Your task is to transcribe all the entries exactly, excluding pictures.
--- Begin ---
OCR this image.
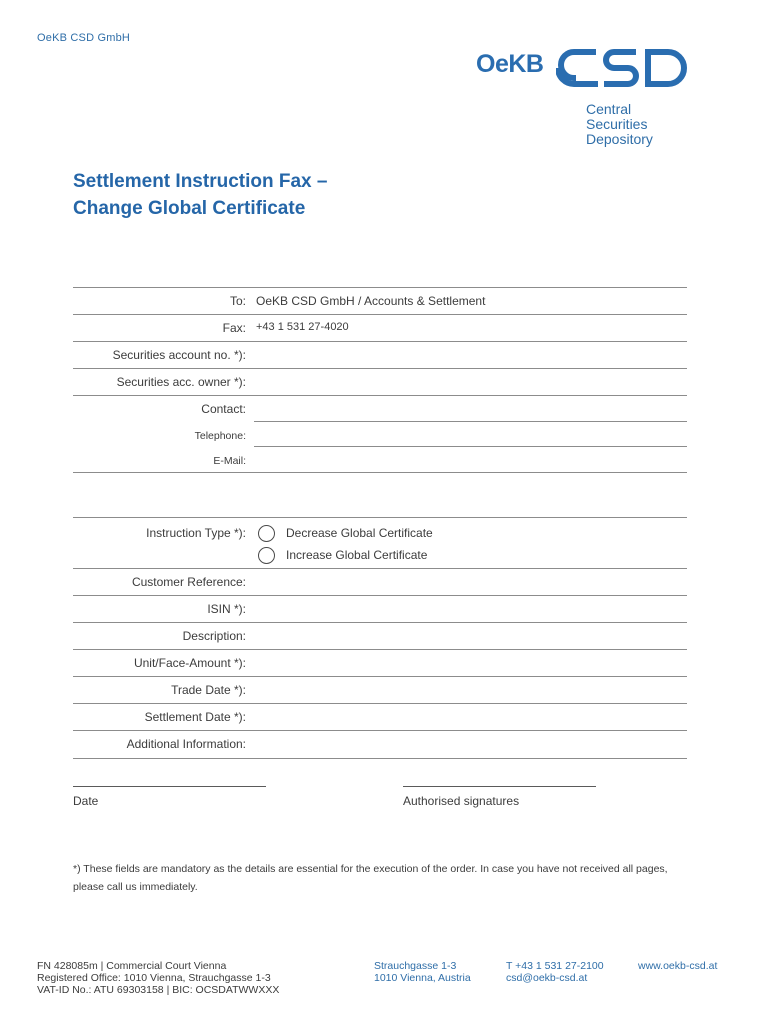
OeKB CSD GmbH
OeKB
Central
Securities
Depository
Settlement Instruction Fax –
Change Global Certificate
To: OeKB CSD GmbH / Accounts & Settlement
Fax: +43 1 531 27-4020
Securities account no. *):
Securities acc. owner *):
Contact:
Telephone:
E-Mail:
Instruction Type *):	Decrease Global Certificate
Increase Global Certificate
Customer Reference:
ISIN *):
Description:
Unit/Face-Amount *):
Trade Date *):
Settlement Date *):
Additional Information:
Date	Authorised signatures
*) These fields are mandatory as the details are essential for the execution of the order. In case you have not received all pages, please call us immediately.
FN 428085m | Commercial Court Vienna
Registered Office: 1010 Vienna, Strauchgasse 1-3
VAT-ID No.: ATU 69303158 | BIC: OCSDATWWXXX
Strauchgasse 1-3
1010 Vienna, Austria
T +43 1 531 27-2100
csd@oekb-csd.at
www.oekb-csd.at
--- End ---
— Problem solution —
OCR this image.
OeKB CSD GmbH
OeKB
Central
Securities
Depository
Settlement Instruction Fax –
Change Global Certificate
To: OeKB CSD GmbH / Accounts & Settlement
Fax: +43 1 531 27-4020
Securities account no. *):
Securities acc. owner *):
Contact:
Telephone:
E-Mail:
Instruction Type *):	Decrease Global Certificate
Increase Global Certificate
Customer Reference:
ISIN *):
Description:
Unit/Face-Amount *):
Trade Date *):
Settlement Date *):
Additional Information:
Date	Authorised signatures
*) These fields are mandatory as the details are essential for the execution of the order. In case you have not received all pages, please call us immediately.
FN 428085m | Commercial Court Vienna
Registered Office: 1010 Vienna, Strauchgasse 1-3
VAT-ID No.: ATU 69303158 | BIC: OCSDATWWXXX
Strauchgasse 1-3
1010 Vienna, Austria
T +43 1 531 27-2100
csd@oekb-csd.at
www.oekb-csd.at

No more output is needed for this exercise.